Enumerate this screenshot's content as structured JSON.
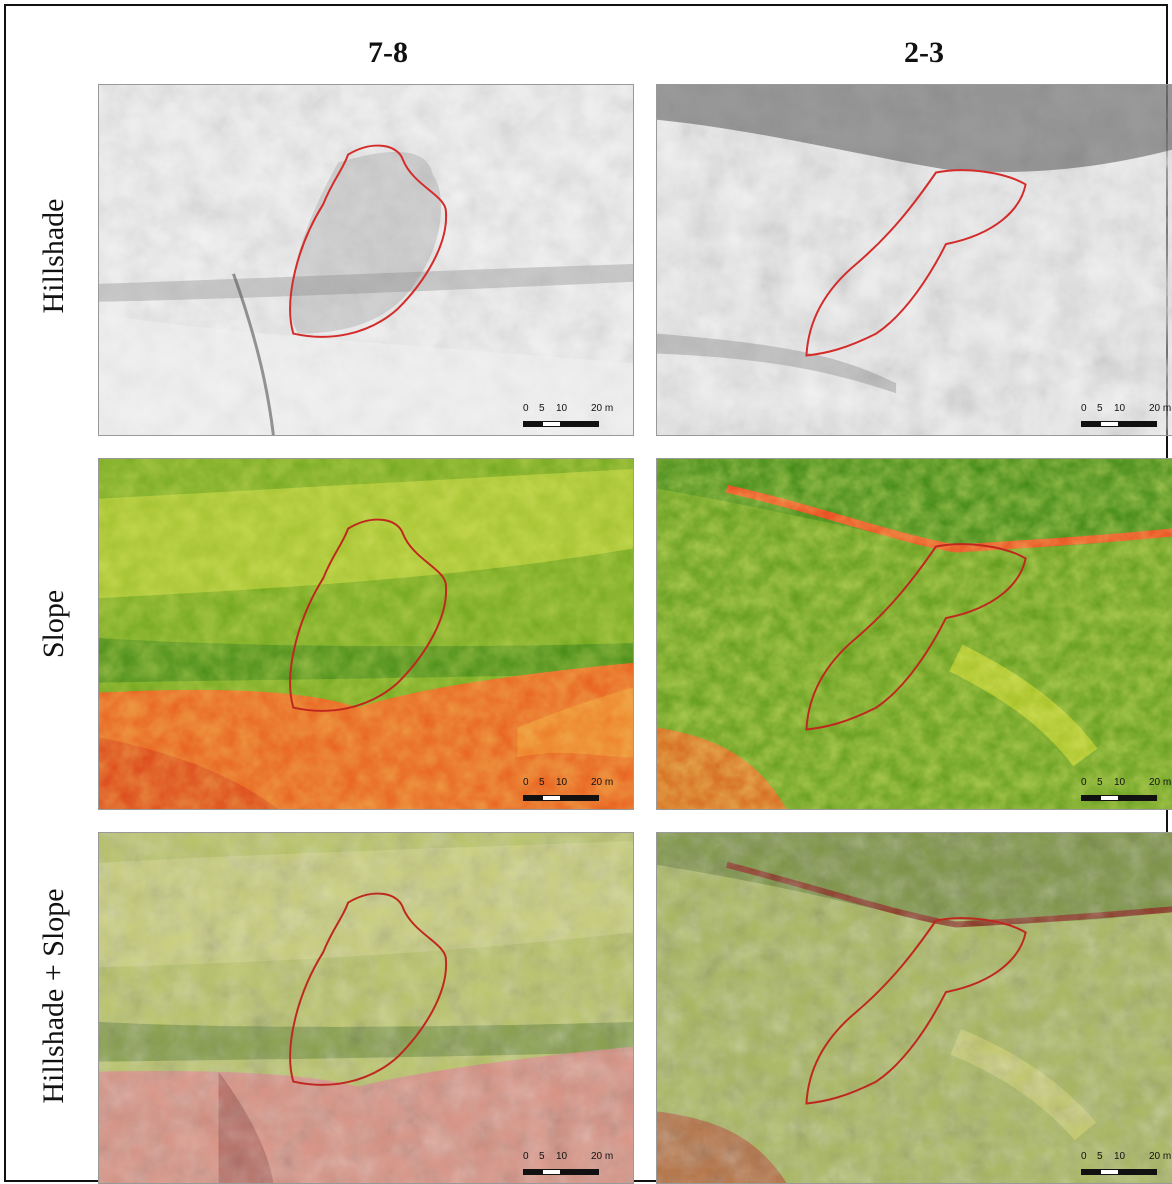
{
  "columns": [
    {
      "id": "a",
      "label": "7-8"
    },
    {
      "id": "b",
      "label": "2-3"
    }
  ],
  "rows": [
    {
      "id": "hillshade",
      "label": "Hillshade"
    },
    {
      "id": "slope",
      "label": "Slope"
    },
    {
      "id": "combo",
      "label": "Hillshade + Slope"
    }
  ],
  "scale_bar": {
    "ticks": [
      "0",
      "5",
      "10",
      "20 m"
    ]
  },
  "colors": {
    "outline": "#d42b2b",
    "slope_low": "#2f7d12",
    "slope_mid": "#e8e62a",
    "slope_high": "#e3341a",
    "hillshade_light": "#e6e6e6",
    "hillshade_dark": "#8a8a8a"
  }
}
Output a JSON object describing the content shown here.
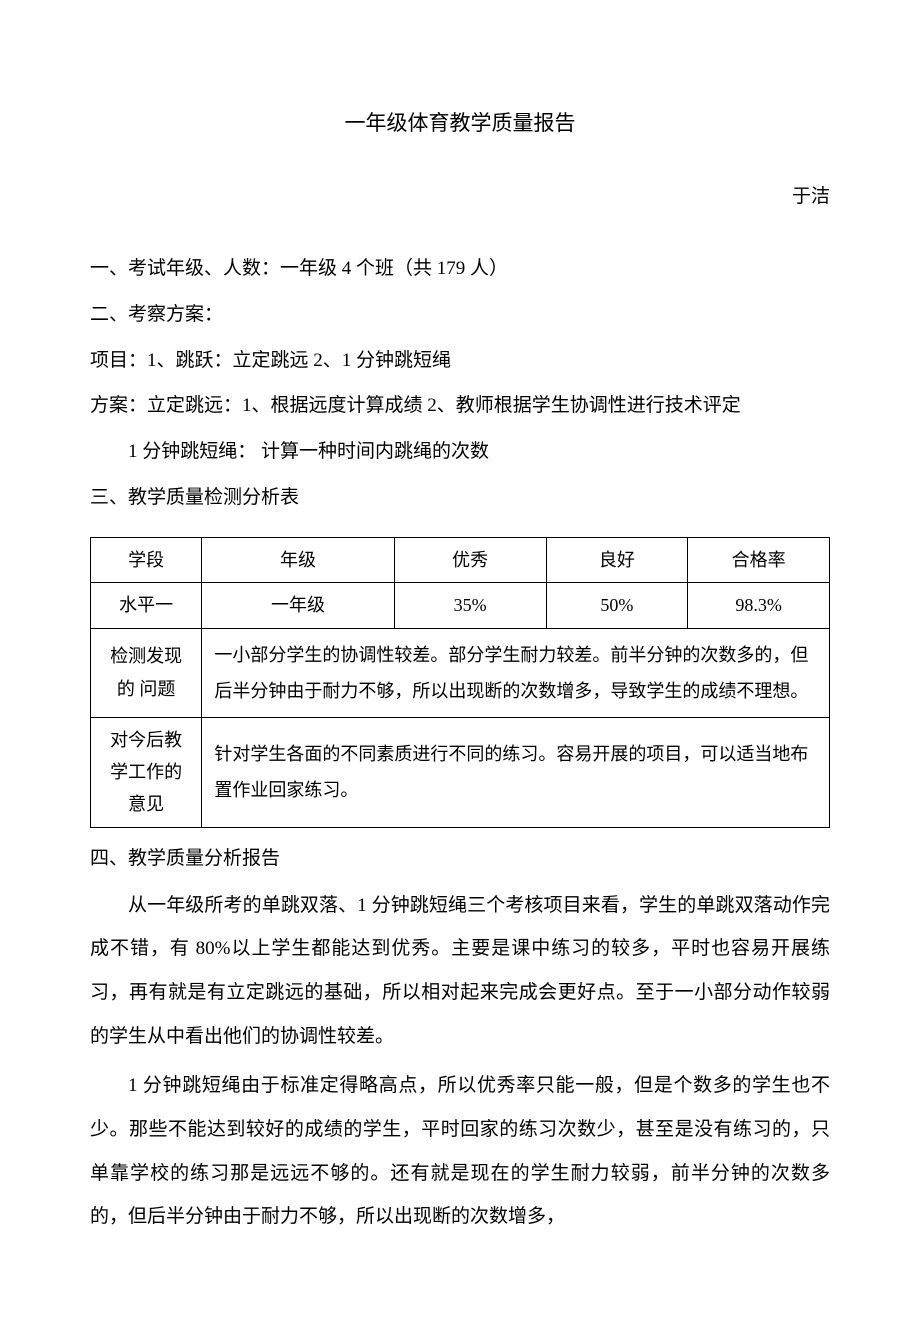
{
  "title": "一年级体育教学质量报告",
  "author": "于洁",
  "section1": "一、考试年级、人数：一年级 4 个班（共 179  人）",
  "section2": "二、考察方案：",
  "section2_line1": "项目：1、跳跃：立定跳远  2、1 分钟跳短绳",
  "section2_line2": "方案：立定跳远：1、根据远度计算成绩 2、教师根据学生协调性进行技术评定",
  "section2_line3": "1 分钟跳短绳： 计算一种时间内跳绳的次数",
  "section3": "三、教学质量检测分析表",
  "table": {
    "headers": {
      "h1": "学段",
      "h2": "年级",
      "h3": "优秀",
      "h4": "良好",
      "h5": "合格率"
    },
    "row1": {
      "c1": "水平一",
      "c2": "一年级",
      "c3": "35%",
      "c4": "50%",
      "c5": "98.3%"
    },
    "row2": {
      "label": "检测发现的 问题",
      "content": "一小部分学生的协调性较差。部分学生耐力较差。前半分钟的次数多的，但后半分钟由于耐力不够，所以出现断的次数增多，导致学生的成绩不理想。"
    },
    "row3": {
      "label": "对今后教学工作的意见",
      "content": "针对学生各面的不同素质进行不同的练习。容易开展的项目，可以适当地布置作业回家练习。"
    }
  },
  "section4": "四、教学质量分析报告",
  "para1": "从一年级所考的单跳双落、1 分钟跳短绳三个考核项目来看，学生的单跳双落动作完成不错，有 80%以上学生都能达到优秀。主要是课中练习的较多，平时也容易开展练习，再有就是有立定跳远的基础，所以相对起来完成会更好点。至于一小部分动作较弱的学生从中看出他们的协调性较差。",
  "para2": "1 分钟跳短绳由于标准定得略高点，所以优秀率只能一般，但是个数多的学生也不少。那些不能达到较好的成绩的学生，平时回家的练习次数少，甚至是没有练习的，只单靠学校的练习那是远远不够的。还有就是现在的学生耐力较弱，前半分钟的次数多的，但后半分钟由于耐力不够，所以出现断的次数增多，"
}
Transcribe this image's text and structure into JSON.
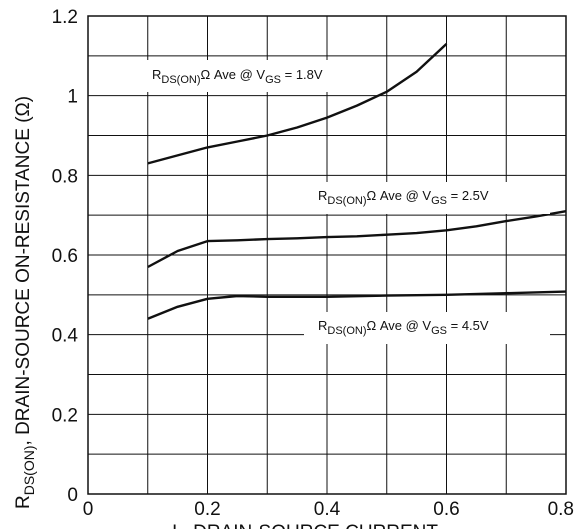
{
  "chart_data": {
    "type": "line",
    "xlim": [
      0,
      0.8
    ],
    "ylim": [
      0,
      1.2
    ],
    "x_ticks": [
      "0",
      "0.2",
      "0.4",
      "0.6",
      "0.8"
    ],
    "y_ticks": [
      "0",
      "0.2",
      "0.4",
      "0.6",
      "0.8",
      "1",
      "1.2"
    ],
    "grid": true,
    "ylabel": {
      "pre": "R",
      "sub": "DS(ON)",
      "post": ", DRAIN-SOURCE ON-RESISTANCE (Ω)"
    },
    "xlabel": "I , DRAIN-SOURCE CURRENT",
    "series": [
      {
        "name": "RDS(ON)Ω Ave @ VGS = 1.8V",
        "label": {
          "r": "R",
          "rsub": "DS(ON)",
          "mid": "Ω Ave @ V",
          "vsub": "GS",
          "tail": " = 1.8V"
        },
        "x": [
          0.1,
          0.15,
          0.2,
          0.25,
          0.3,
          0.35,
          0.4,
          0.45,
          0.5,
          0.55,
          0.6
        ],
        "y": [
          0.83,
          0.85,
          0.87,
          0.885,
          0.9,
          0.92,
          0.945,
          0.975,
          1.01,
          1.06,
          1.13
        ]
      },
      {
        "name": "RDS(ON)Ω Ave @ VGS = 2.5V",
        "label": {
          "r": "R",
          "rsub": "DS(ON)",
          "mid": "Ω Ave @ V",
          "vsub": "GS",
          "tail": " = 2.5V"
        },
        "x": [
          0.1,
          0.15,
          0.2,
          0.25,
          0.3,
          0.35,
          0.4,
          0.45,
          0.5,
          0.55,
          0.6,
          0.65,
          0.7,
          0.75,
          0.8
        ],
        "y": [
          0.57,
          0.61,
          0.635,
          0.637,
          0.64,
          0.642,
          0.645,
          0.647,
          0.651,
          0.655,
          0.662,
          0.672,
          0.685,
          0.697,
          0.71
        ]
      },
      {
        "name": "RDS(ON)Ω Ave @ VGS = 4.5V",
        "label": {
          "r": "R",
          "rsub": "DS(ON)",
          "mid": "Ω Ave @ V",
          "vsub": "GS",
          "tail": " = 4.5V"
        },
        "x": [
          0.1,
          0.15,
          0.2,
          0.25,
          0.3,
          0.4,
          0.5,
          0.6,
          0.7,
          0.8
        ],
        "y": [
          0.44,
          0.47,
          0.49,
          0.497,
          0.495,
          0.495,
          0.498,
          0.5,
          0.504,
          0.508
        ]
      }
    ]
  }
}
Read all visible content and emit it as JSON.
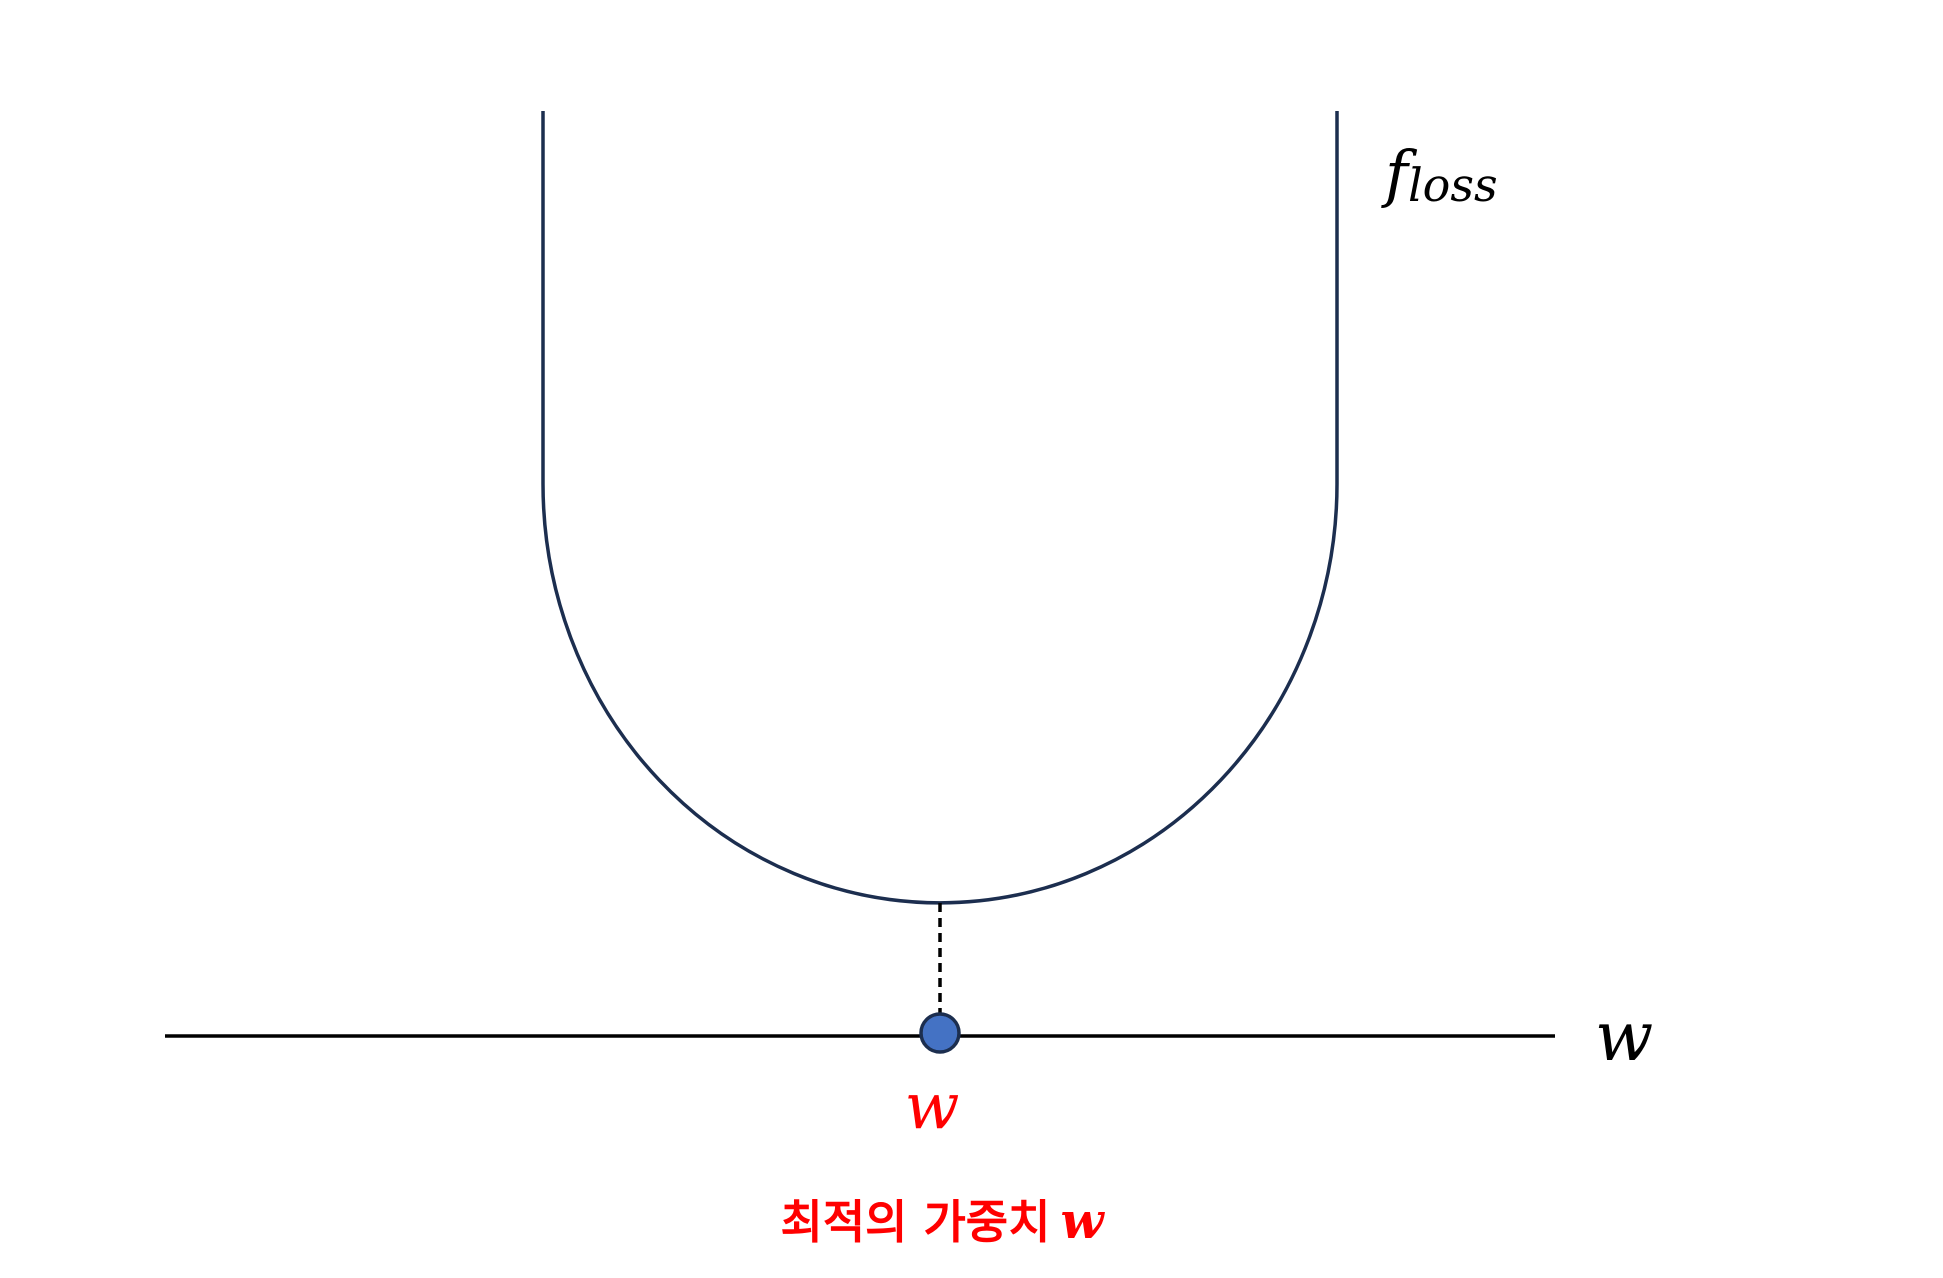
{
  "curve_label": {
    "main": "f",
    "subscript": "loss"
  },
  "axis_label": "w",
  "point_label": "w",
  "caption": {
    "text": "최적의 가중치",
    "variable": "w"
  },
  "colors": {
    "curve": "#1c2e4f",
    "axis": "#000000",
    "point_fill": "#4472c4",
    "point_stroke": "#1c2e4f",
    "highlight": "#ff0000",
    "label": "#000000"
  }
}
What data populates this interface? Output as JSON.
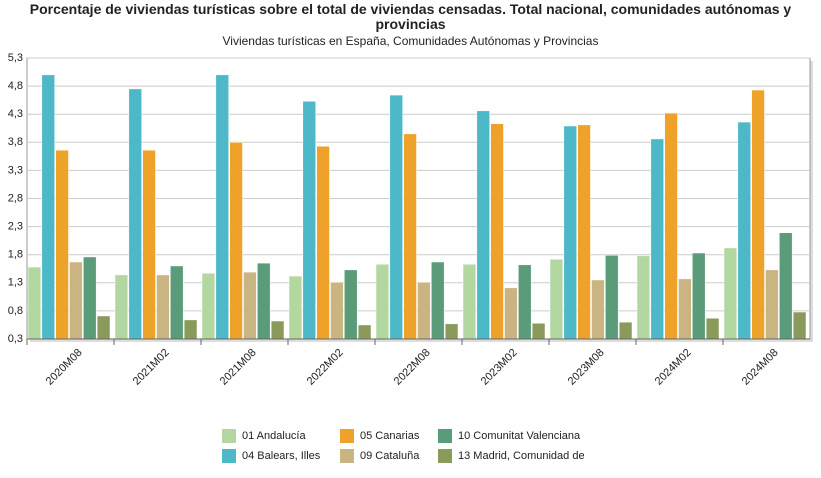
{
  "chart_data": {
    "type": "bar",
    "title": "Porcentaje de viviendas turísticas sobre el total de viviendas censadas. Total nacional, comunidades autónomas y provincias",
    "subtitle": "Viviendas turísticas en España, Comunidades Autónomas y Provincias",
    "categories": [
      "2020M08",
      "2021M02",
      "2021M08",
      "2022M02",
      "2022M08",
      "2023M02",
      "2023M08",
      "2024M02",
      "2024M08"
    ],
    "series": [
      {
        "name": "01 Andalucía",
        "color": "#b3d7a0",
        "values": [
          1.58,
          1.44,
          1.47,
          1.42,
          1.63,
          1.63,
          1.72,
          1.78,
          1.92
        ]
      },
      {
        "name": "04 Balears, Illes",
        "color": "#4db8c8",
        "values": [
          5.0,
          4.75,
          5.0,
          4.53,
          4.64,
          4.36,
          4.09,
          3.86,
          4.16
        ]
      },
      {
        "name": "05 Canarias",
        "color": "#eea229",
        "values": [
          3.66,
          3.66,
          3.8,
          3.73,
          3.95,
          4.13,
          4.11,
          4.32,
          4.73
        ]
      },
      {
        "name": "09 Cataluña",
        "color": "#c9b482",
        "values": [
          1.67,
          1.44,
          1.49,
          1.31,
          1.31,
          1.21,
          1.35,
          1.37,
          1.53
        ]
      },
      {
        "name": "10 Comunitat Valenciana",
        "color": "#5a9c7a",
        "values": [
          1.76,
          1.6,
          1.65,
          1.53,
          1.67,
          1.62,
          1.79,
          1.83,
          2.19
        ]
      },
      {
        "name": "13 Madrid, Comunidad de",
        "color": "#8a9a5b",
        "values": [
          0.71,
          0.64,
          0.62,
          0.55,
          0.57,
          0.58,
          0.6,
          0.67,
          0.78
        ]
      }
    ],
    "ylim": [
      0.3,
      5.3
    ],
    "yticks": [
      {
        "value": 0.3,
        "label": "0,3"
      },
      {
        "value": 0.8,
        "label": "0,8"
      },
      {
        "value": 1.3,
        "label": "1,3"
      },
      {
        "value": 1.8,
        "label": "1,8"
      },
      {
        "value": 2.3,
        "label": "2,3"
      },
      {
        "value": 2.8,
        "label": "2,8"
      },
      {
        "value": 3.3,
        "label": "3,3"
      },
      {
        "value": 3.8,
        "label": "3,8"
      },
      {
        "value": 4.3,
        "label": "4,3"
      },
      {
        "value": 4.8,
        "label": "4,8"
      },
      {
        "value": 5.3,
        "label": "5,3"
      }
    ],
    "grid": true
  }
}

──────────

▸ EXERCISE REQUIREMENTS: Gather and return every line that holds the string "JSON".

▸ EXERCISE ANSWER:
Enumerate this screenshot's content as structured JSON.
Output a JSON object describing the content shown here.
Transcribe this image's text and structure into JSON.
Read all visible content and emit it as JSON.
What data populates this interface? Output as JSON.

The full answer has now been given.